[Exercise prompt]
Give the number of lines in the listing that hold the word "impfen". Write nothing but that number.

Entries with figure data
— Begin —

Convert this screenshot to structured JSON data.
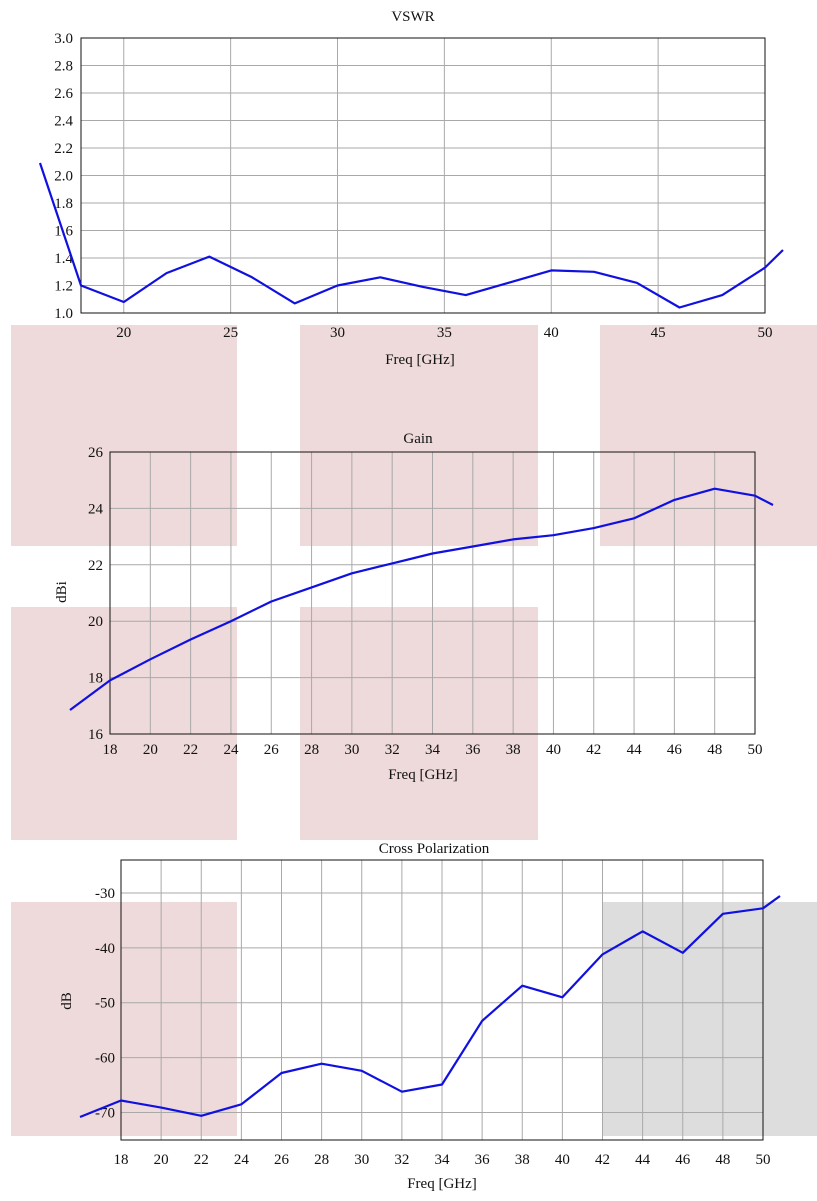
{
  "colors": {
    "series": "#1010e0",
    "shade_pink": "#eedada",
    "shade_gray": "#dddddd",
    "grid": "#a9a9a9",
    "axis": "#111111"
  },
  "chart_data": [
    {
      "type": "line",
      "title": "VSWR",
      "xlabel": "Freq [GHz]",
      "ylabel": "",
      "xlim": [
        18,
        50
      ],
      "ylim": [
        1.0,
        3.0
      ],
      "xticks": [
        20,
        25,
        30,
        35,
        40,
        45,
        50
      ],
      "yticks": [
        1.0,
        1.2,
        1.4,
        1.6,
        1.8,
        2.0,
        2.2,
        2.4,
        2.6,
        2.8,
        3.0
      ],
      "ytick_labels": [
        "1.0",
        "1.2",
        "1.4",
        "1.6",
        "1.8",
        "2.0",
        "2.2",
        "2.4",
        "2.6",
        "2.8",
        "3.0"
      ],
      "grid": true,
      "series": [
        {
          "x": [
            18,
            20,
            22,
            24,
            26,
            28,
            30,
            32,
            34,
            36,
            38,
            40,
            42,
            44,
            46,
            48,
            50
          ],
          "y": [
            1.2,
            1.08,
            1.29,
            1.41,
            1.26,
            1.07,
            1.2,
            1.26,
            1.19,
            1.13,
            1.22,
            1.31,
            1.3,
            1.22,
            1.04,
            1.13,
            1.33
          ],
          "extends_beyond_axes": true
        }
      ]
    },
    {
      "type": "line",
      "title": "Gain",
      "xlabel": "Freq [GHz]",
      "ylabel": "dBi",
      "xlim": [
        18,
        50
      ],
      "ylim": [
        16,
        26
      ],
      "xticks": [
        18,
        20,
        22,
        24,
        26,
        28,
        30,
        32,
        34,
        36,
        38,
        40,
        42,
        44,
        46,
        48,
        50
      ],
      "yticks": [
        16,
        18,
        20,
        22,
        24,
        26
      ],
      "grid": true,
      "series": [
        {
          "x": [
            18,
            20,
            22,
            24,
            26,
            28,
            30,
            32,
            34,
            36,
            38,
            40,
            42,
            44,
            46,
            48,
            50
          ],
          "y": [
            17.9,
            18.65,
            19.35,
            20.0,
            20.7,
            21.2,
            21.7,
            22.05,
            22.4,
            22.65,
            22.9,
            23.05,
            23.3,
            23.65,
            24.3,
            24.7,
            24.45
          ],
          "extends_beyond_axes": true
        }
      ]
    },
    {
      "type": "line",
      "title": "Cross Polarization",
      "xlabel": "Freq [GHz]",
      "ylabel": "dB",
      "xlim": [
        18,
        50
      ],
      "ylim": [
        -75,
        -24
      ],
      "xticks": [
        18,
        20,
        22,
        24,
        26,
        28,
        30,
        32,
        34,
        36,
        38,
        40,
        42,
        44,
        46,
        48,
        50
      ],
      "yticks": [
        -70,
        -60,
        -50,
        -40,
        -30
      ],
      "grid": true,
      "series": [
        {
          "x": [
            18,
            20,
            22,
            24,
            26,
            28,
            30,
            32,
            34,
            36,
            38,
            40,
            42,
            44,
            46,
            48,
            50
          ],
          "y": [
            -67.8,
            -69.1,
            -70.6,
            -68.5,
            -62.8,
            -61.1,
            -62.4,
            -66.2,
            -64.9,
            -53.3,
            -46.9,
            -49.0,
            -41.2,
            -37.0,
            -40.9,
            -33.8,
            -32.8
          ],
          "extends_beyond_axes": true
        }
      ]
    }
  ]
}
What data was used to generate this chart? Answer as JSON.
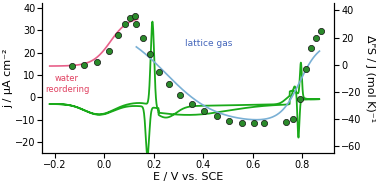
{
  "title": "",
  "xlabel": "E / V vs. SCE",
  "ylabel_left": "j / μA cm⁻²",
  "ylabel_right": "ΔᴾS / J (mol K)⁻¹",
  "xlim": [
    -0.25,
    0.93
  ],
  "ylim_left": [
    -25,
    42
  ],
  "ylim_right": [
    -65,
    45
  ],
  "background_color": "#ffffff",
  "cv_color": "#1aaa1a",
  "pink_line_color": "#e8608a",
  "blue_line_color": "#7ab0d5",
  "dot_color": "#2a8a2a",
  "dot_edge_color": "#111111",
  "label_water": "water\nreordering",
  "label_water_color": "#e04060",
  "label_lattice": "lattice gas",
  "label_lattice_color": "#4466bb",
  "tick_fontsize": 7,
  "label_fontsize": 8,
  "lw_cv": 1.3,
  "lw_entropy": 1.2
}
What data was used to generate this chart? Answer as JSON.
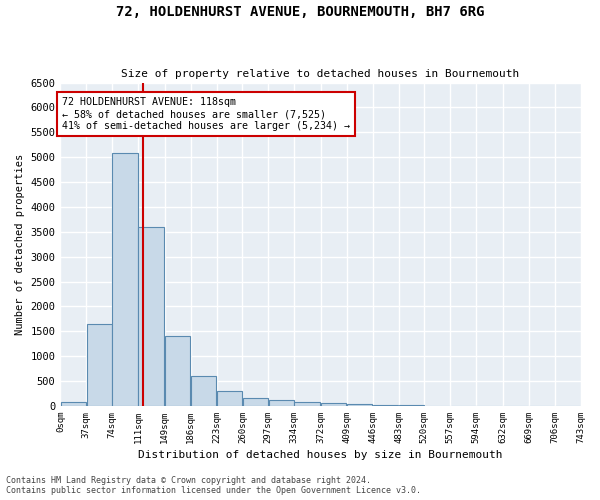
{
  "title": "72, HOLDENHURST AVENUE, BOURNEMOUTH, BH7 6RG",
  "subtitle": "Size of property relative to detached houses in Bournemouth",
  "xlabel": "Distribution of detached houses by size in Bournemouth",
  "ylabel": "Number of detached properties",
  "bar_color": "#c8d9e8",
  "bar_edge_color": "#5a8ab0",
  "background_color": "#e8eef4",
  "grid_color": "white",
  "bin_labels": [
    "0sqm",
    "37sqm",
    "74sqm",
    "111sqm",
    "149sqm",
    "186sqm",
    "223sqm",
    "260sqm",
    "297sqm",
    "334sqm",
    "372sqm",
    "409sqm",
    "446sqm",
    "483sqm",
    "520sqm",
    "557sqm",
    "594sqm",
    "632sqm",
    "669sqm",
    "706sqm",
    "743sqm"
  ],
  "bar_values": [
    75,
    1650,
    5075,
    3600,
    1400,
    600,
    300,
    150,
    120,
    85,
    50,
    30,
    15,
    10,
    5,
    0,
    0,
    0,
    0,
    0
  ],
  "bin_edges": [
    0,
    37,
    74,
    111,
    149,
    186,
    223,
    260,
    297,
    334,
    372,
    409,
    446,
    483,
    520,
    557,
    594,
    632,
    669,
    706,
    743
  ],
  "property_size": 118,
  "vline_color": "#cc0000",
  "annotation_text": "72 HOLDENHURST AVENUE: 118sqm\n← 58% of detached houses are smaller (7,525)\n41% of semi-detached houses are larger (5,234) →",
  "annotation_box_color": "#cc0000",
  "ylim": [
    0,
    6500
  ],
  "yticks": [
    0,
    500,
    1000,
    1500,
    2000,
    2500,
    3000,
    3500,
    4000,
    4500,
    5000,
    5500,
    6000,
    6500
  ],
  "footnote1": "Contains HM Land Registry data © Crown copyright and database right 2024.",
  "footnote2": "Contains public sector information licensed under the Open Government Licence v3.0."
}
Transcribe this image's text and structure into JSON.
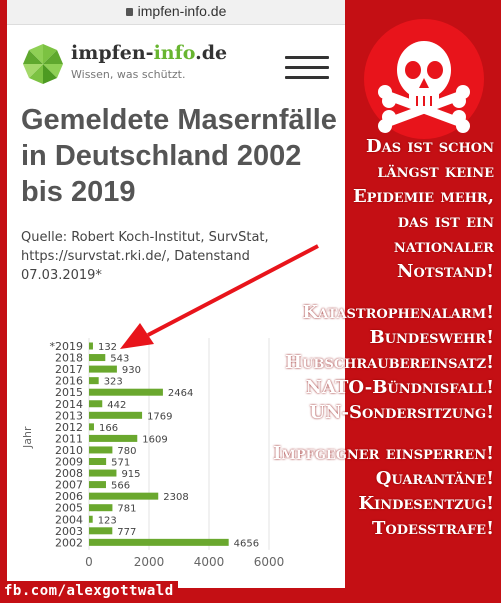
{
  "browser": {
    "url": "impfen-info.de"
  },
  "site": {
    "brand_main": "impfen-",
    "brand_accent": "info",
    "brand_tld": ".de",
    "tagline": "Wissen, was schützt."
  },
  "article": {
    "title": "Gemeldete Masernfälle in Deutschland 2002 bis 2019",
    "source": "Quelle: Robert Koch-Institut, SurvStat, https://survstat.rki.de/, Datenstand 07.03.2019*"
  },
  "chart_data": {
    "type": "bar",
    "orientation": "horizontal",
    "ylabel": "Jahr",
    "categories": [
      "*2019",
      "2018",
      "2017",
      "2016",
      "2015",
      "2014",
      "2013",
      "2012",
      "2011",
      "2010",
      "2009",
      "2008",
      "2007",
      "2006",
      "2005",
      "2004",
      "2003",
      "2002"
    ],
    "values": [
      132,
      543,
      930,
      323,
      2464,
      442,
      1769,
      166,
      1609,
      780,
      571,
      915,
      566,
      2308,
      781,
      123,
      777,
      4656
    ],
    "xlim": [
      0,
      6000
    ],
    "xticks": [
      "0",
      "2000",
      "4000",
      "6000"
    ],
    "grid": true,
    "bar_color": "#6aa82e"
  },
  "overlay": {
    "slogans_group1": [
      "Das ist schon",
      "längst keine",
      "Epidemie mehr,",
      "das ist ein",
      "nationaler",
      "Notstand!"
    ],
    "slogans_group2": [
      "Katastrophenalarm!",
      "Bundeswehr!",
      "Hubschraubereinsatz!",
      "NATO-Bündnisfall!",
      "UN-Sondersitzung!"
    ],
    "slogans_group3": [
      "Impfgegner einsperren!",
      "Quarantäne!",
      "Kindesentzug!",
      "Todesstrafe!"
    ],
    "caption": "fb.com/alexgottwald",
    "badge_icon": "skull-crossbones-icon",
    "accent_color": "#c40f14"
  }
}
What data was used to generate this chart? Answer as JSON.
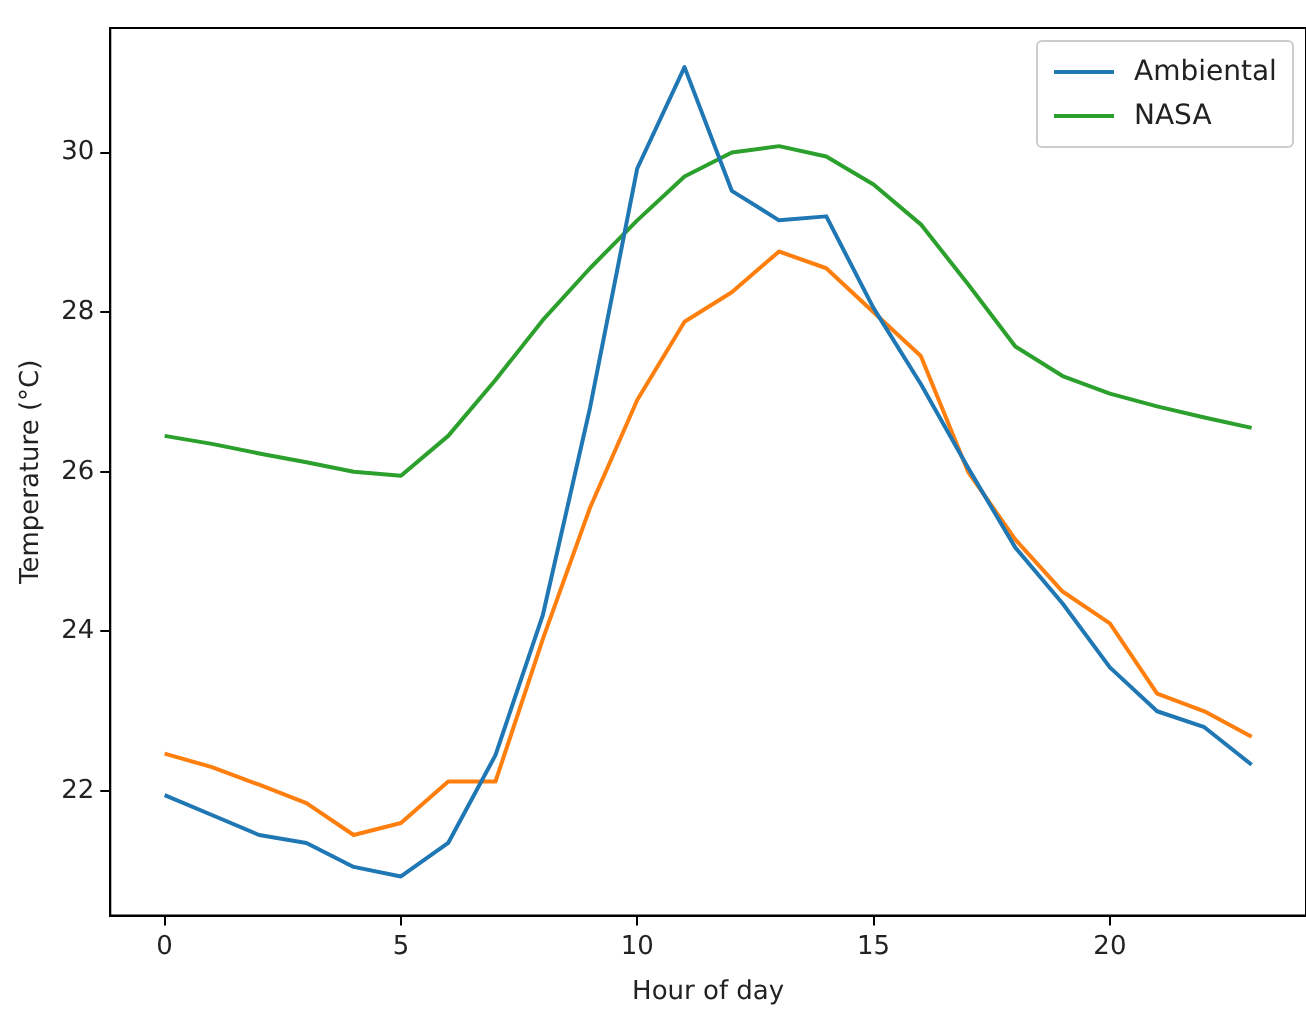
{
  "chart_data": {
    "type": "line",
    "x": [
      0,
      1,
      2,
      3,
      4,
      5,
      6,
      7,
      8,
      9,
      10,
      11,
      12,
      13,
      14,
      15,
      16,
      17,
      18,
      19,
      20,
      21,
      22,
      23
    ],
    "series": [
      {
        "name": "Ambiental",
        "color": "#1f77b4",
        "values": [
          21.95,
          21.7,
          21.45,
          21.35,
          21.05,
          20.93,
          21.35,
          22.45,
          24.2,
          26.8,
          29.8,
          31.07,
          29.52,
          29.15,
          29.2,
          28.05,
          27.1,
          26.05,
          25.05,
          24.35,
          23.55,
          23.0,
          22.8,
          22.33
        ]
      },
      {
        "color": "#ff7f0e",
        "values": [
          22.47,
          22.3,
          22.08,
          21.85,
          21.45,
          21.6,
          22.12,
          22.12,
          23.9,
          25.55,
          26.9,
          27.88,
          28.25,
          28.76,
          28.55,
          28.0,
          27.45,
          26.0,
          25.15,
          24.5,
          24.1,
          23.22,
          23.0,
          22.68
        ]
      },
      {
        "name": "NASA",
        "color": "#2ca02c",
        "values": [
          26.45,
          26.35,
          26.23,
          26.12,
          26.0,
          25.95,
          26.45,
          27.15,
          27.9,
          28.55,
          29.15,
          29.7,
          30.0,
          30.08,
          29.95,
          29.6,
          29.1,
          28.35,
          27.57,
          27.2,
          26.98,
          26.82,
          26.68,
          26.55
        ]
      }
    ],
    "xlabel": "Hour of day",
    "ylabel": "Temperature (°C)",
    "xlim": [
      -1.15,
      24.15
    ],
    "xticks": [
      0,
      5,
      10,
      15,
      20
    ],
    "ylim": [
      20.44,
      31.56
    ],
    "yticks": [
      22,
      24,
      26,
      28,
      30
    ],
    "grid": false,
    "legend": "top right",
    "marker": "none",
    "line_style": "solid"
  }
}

— End —

[Solution]
2